* **What you should do**
Copy whichever lines contain the string "value".

Figure dataset records

* START *

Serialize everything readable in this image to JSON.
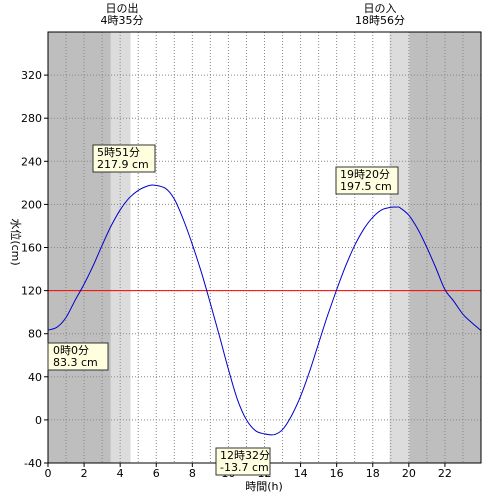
{
  "chart_data": {
    "type": "line",
    "xlabel": "時間(h)",
    "ylabel": "水位(cm)",
    "xlim": [
      0,
      24
    ],
    "ylim": [
      -40,
      360
    ],
    "x_ticks": [
      0,
      2,
      4,
      6,
      8,
      10,
      12,
      14,
      16,
      18,
      20,
      22
    ],
    "y_ticks": [
      -40,
      0,
      40,
      80,
      120,
      160,
      200,
      240,
      280,
      320
    ],
    "sunrise": {
      "label": "日の出",
      "time": "4時35分",
      "hour": 4.583
    },
    "sunset": {
      "label": "日の入",
      "time": "18時56分",
      "hour": 18.933
    },
    "reference_line": {
      "value": 120,
      "color": "#ff0000"
    },
    "series": [
      {
        "color": "#0000cc",
        "x": [
          0,
          0.5,
          1,
          1.5,
          2,
          2.5,
          3,
          3.5,
          4,
          4.5,
          5,
          5.5,
          5.85,
          6.5,
          7,
          7.5,
          8,
          8.5,
          9,
          9.5,
          10,
          10.5,
          11,
          11.5,
          12,
          12.53,
          13,
          13.5,
          14,
          14.5,
          15,
          15.5,
          16,
          16.5,
          17,
          17.5,
          18,
          18.5,
          19,
          19.33,
          19.5,
          20,
          20.5,
          21,
          21.5,
          22,
          22.5,
          23,
          23.5,
          24
        ],
        "y": [
          83.3,
          86,
          95,
          111,
          126,
          143,
          162,
          180,
          195,
          206,
          213,
          217,
          217.9,
          215,
          205,
          186,
          163,
          137,
          108,
          78,
          47,
          19,
          0,
          -10,
          -13,
          -13.7,
          -9,
          4,
          22,
          45,
          71,
          97,
          121,
          143,
          162,
          177,
          188,
          195,
          197.3,
          197.5,
          197,
          190,
          177,
          160,
          141,
          121,
          110,
          98,
          90,
          83
        ]
      }
    ],
    "annotations": [
      {
        "time": "5時51分",
        "value": "217.9 cm"
      },
      {
        "time": "19時20分",
        "value": "197.5 cm"
      },
      {
        "time": "0時0分",
        "value": "83.3 cm"
      },
      {
        "time": "12時32分",
        "value": "-13.7 cm"
      }
    ]
  }
}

* END *

* **Solution to this problem**
      "value": 120,
        "value": "217.9 cm"
        "value": "197.5 cm"
        "value": "83.3 cm"
        "value": "-13.7 cm"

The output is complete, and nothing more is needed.